### Supplied material

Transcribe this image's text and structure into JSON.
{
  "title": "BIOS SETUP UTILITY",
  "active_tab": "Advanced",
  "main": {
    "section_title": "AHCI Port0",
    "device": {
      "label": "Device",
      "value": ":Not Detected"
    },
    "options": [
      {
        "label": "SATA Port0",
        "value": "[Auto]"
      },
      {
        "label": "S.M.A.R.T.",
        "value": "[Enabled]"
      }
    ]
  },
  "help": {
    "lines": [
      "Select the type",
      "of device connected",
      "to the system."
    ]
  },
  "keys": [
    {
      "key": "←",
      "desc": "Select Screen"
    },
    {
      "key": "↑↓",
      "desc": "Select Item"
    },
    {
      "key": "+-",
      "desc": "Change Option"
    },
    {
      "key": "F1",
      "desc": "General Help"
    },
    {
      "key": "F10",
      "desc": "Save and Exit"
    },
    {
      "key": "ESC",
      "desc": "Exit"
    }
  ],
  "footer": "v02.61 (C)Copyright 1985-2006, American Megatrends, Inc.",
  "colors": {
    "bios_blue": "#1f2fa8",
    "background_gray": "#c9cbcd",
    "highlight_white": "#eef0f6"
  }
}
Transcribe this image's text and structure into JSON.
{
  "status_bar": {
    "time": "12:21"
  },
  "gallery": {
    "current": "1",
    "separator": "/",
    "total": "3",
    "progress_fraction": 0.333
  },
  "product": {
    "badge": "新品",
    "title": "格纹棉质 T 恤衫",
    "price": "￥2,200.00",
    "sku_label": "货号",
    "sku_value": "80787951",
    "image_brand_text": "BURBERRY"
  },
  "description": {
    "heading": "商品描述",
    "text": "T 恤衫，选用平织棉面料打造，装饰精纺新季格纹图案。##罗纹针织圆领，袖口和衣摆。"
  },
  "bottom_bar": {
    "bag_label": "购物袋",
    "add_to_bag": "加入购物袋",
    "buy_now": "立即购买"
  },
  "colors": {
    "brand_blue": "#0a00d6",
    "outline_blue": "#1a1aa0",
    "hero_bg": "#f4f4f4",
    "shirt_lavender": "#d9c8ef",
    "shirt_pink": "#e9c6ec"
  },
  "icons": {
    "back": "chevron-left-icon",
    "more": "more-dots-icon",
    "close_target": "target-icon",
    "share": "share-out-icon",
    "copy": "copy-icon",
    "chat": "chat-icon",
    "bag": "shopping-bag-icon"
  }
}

### Exercise task
The listing above must be transcribed exactly, line by line.

### Output of the exercise
Transcribe this image's text and structure into JSON.
{
  "title": "BIOS SETUP UTILITY",
  "active_tab": "Advanced",
  "main": {
    "section_title": "AHCI Port0",
    "device": {
      "label": "Device",
      "value": ":Not Detected"
    },
    "options": [
      {
        "label": "SATA Port0",
        "value": "[Auto]"
      },
      {
        "label": "S.M.A.R.T.",
        "value": "[Enabled]"
      }
    ]
  },
  "help": {
    "lines": [
      "Select the type",
      "of device connected",
      "to the system."
    ]
  },
  "keys": [
    {
      "key": "←",
      "desc": "Select Screen"
    },
    {
      "key": "↑↓",
      "desc": "Select Item"
    },
    {
      "key": "+-",
      "desc": "Change Option"
    },
    {
      "key": "F1",
      "desc": "General Help"
    },
    {
      "key": "F10",
      "desc": "Save and Exit"
    },
    {
      "key": "ESC",
      "desc": "Exit"
    }
  ],
  "footer": "v02.61 (C)Copyright 1985-2006, American Megatrends, Inc.",
  "colors": {
    "bios_blue": "#1f2fa8",
    "background_gray": "#c9cbcd",
    "highlight_white": "#eef0f6"
  }
}
Transcribe this image's text and structure into JSON.
{
  "status_bar": {
    "time": "12:21"
  },
  "gallery": {
    "current": "1",
    "separator": "/",
    "total": "3",
    "progress_fraction": 0.333
  },
  "product": {
    "badge": "新品",
    "title": "格纹棉质 T 恤衫",
    "price": "￥2,200.00",
    "sku_label": "货号",
    "sku_value": "80787951",
    "image_brand_text": "BURBERRY"
  },
  "description": {
    "heading": "商品描述",
    "text": "T 恤衫，选用平织棉面料打造，装饰精纺新季格纹图案。##罗纹针织圆领，袖口和衣摆。"
  },
  "bottom_bar": {
    "bag_label": "购物袋",
    "add_to_bag": "加入购物袋",
    "buy_now": "立即购买"
  },
  "colors": {
    "brand_blue": "#0a00d6",
    "outline_blue": "#1a1aa0",
    "hero_bg": "#f4f4f4",
    "shirt_lavender": "#d9c8ef",
    "shirt_pink": "#e9c6ec"
  },
  "icons": {
    "back": "chevron-left-icon",
    "more": "more-dots-icon",
    "close_target": "target-icon",
    "share": "share-out-icon",
    "copy": "copy-icon",
    "chat": "chat-icon",
    "bag": "shopping-bag-icon"
  }
}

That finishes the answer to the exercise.